#### Description of the task
Arrange the lines of the listing as a Markdown table, starting with its first line and going on through the line containing "spectrogram-noise-blob: [246, 72, 252, 80]". Use the columns Row and Line, number each row, and leave out blank lines.

Start of Records shown

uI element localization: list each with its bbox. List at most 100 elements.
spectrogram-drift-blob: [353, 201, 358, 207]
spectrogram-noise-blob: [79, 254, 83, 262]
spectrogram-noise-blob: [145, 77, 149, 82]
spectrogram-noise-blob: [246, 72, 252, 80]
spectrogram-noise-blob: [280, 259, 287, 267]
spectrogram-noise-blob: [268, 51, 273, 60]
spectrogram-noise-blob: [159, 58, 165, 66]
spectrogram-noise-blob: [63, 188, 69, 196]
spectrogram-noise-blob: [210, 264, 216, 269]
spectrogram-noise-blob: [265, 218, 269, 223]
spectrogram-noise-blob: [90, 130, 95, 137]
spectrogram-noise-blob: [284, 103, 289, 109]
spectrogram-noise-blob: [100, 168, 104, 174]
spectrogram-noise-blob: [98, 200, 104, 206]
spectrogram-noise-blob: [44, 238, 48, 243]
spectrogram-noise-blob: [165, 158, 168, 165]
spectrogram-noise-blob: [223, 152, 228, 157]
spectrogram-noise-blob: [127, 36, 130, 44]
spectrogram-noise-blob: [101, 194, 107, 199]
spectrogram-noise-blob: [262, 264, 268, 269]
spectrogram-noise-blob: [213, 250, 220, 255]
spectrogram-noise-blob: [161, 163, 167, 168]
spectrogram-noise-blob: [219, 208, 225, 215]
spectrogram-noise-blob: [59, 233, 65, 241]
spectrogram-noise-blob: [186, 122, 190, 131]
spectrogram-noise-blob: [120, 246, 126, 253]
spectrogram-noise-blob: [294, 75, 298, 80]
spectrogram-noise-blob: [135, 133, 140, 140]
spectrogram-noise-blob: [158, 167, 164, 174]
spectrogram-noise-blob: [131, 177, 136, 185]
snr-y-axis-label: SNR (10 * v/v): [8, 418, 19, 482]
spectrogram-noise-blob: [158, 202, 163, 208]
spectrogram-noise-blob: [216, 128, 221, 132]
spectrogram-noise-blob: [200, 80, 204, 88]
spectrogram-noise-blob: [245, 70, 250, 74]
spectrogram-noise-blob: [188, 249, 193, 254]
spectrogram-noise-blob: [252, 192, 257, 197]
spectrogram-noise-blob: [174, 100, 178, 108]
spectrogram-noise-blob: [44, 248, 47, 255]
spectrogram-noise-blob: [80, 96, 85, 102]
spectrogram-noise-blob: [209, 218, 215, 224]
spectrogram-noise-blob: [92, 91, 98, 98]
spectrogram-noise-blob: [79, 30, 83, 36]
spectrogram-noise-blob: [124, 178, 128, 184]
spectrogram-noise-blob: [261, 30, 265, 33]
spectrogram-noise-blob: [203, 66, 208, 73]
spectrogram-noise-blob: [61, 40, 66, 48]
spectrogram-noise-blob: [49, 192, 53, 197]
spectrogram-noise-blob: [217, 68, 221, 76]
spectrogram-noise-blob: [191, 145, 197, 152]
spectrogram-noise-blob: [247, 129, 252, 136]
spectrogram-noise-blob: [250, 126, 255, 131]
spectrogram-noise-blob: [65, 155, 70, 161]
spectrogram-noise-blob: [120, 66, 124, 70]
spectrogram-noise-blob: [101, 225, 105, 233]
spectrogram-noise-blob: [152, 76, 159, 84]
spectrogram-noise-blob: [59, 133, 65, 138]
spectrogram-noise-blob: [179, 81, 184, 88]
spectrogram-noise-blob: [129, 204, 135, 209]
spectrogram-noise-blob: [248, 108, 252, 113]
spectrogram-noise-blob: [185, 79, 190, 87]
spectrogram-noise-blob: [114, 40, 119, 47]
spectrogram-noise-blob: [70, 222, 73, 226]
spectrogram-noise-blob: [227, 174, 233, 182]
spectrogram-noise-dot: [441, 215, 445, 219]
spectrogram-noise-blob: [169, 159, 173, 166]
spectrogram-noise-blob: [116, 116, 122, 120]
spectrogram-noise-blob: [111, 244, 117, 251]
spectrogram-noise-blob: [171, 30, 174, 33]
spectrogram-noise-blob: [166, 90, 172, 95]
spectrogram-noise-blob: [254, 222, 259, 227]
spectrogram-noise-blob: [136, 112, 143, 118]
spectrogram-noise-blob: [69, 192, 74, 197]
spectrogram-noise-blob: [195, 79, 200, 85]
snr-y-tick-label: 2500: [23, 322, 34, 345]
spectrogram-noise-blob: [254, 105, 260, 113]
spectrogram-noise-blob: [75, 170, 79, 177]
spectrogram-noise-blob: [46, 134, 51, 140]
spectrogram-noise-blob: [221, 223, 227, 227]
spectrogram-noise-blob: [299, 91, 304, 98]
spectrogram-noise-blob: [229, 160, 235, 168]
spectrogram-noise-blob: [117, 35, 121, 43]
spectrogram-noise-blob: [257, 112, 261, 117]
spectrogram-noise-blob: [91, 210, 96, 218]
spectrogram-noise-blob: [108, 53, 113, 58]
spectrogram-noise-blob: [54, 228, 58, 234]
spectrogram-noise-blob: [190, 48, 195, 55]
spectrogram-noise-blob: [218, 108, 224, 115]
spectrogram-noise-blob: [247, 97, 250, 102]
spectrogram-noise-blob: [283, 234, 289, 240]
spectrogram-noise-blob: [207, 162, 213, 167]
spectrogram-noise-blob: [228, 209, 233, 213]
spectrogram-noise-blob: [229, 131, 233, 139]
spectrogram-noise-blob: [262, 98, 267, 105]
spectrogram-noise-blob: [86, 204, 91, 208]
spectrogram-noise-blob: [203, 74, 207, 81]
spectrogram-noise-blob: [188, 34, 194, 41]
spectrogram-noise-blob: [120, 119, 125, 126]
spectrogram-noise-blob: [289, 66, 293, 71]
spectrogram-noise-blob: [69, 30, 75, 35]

End of Records shown

#### Task solution
| Row | Line |
|---|---|
| 1 | uI element localization: list each with its bbox. List at most 100 elements. |
| 2 | spectrogram-drift-blob: [353, 201, 358, 207] |
| 3 | spectrogram-noise-blob: [79, 254, 83, 262] |
| 4 | spectrogram-noise-blob: [145, 77, 149, 82] |
| 5 | spectrogram-noise-blob: [246, 72, 252, 80] |